Gather each line of the entries below that includes "Texas".

# # #

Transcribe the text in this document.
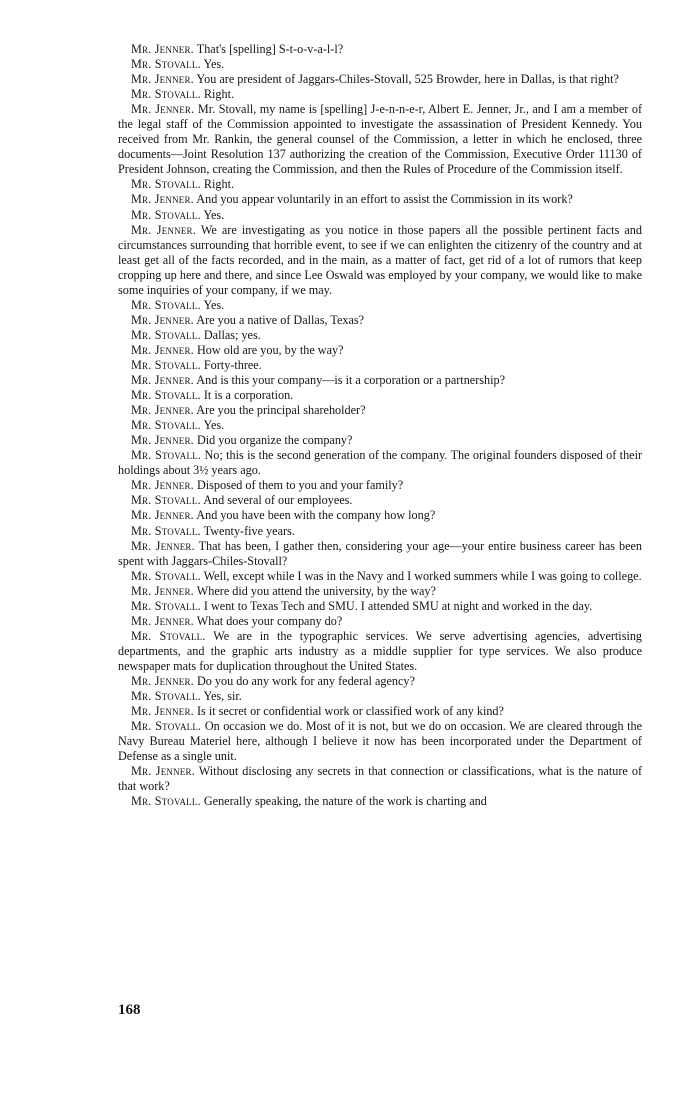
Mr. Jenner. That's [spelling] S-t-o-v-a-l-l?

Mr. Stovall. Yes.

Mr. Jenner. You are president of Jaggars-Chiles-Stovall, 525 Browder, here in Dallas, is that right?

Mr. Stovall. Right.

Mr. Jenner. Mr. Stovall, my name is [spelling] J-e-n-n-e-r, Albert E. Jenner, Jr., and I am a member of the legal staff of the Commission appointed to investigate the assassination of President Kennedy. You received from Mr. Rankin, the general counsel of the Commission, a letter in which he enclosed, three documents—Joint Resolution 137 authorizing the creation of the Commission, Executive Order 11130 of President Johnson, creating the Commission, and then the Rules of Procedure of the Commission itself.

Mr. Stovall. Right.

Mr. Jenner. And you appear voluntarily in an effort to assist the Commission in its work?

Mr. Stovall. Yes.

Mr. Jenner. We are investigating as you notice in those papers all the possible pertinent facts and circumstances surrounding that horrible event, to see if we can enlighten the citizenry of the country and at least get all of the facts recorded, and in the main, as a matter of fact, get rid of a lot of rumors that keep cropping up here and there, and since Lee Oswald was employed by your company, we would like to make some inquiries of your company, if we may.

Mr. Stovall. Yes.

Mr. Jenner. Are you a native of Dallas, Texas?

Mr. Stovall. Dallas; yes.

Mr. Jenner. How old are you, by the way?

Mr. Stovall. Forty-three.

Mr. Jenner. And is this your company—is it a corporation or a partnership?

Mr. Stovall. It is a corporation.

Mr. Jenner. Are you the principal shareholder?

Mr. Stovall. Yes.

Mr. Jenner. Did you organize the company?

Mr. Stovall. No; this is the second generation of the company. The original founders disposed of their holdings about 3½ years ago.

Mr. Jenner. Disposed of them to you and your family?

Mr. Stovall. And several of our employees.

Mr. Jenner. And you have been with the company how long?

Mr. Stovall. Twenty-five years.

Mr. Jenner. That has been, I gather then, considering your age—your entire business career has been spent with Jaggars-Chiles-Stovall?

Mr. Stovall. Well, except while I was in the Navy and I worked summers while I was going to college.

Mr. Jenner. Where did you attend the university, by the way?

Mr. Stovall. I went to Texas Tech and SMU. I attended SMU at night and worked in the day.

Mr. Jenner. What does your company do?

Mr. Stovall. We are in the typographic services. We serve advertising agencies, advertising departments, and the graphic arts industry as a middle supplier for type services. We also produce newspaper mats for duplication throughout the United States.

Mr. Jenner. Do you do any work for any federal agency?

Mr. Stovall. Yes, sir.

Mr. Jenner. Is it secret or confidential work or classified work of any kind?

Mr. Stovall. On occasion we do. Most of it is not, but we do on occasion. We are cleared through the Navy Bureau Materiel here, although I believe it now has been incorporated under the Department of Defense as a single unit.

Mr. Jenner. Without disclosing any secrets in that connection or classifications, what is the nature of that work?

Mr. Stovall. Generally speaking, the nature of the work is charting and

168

# # #

EXERCISE SOLUTION:
Mr. Jenner. Are you a native of Dallas, Texas?
Mr. Stovall. I went to Texas Tech and SMU. I attended SMU at night and worked in the day.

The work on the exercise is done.